(Extracted data entries)
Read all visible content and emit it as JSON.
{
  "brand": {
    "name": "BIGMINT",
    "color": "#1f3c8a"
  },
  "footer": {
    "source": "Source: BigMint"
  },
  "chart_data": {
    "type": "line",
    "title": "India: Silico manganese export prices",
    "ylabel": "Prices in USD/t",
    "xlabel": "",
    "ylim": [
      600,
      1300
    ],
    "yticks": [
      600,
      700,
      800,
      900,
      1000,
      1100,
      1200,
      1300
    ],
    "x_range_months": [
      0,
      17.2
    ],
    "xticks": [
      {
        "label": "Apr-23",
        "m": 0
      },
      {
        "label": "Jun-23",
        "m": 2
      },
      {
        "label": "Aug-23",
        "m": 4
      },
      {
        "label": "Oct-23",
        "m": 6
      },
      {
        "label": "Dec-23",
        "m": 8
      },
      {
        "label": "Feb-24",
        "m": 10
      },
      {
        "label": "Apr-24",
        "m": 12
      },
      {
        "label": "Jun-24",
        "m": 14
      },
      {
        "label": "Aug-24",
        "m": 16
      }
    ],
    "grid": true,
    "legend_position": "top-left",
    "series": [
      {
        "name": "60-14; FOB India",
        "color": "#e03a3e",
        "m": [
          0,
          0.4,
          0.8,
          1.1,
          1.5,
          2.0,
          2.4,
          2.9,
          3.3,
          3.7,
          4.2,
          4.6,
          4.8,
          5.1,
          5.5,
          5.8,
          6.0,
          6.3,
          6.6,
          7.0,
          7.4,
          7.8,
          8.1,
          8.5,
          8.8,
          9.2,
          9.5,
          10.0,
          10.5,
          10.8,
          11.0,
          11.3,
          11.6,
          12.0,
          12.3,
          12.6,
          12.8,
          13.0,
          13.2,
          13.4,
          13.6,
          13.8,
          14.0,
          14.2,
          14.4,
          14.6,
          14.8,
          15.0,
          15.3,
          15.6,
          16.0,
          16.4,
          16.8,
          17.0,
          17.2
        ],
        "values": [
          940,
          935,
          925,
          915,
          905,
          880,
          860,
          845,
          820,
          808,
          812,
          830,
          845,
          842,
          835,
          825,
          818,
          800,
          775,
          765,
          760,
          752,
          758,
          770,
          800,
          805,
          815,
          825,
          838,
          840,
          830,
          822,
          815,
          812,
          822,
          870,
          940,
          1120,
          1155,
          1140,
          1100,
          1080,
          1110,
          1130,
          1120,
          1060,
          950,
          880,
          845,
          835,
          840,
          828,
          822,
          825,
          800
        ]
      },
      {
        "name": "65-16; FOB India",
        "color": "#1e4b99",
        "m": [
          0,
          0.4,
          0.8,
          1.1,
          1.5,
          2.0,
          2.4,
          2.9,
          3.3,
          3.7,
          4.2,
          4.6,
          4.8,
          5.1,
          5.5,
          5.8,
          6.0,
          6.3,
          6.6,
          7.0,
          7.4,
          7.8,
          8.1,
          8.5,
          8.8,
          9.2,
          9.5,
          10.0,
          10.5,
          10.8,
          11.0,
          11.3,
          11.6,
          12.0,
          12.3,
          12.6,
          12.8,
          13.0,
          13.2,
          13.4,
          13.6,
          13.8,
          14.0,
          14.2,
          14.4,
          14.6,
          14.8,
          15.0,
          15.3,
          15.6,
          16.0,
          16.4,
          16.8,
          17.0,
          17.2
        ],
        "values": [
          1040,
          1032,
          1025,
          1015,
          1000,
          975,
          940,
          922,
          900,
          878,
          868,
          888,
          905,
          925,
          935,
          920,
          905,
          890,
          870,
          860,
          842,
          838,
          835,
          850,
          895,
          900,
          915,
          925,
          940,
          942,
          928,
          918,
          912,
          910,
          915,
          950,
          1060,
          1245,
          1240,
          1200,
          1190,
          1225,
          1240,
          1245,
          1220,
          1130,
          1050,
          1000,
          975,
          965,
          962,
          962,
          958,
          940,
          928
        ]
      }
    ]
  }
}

◆ Directions for this task: Quote each line above in full, word for word.

◆ Output of the exercise:
Read all visible content and emit it as JSON.
{
  "brand": {
    "name": "BIGMINT",
    "color": "#1f3c8a"
  },
  "footer": {
    "source": "Source: BigMint"
  },
  "chart_data": {
    "type": "line",
    "title": "India: Silico manganese export prices",
    "ylabel": "Prices in USD/t",
    "xlabel": "",
    "ylim": [
      600,
      1300
    ],
    "yticks": [
      600,
      700,
      800,
      900,
      1000,
      1100,
      1200,
      1300
    ],
    "x_range_months": [
      0,
      17.2
    ],
    "xticks": [
      {
        "label": "Apr-23",
        "m": 0
      },
      {
        "label": "Jun-23",
        "m": 2
      },
      {
        "label": "Aug-23",
        "m": 4
      },
      {
        "label": "Oct-23",
        "m": 6
      },
      {
        "label": "Dec-23",
        "m": 8
      },
      {
        "label": "Feb-24",
        "m": 10
      },
      {
        "label": "Apr-24",
        "m": 12
      },
      {
        "label": "Jun-24",
        "m": 14
      },
      {
        "label": "Aug-24",
        "m": 16
      }
    ],
    "grid": true,
    "legend_position": "top-left",
    "series": [
      {
        "name": "60-14; FOB India",
        "color": "#e03a3e",
        "m": [
          0,
          0.4,
          0.8,
          1.1,
          1.5,
          2.0,
          2.4,
          2.9,
          3.3,
          3.7,
          4.2,
          4.6,
          4.8,
          5.1,
          5.5,
          5.8,
          6.0,
          6.3,
          6.6,
          7.0,
          7.4,
          7.8,
          8.1,
          8.5,
          8.8,
          9.2,
          9.5,
          10.0,
          10.5,
          10.8,
          11.0,
          11.3,
          11.6,
          12.0,
          12.3,
          12.6,
          12.8,
          13.0,
          13.2,
          13.4,
          13.6,
          13.8,
          14.0,
          14.2,
          14.4,
          14.6,
          14.8,
          15.0,
          15.3,
          15.6,
          16.0,
          16.4,
          16.8,
          17.0,
          17.2
        ],
        "values": [
          940,
          935,
          925,
          915,
          905,
          880,
          860,
          845,
          820,
          808,
          812,
          830,
          845,
          842,
          835,
          825,
          818,
          800,
          775,
          765,
          760,
          752,
          758,
          770,
          800,
          805,
          815,
          825,
          838,
          840,
          830,
          822,
          815,
          812,
          822,
          870,
          940,
          1120,
          1155,
          1140,
          1100,
          1080,
          1110,
          1130,
          1120,
          1060,
          950,
          880,
          845,
          835,
          840,
          828,
          822,
          825,
          800
        ]
      },
      {
        "name": "65-16; FOB India",
        "color": "#1e4b99",
        "m": [
          0,
          0.4,
          0.8,
          1.1,
          1.5,
          2.0,
          2.4,
          2.9,
          3.3,
          3.7,
          4.2,
          4.6,
          4.8,
          5.1,
          5.5,
          5.8,
          6.0,
          6.3,
          6.6,
          7.0,
          7.4,
          7.8,
          8.1,
          8.5,
          8.8,
          9.2,
          9.5,
          10.0,
          10.5,
          10.8,
          11.0,
          11.3,
          11.6,
          12.0,
          12.3,
          12.6,
          12.8,
          13.0,
          13.2,
          13.4,
          13.6,
          13.8,
          14.0,
          14.2,
          14.4,
          14.6,
          14.8,
          15.0,
          15.3,
          15.6,
          16.0,
          16.4,
          16.8,
          17.0,
          17.2
        ],
        "values": [
          1040,
          1032,
          1025,
          1015,
          1000,
          975,
          940,
          922,
          900,
          878,
          868,
          888,
          905,
          925,
          935,
          920,
          905,
          890,
          870,
          860,
          842,
          838,
          835,
          850,
          895,
          900,
          915,
          925,
          940,
          942,
          928,
          918,
          912,
          910,
          915,
          950,
          1060,
          1245,
          1240,
          1200,
          1190,
          1225,
          1240,
          1245,
          1220,
          1130,
          1050,
          1000,
          975,
          965,
          962,
          962,
          958,
          940,
          928
        ]
      }
    ]
  }
}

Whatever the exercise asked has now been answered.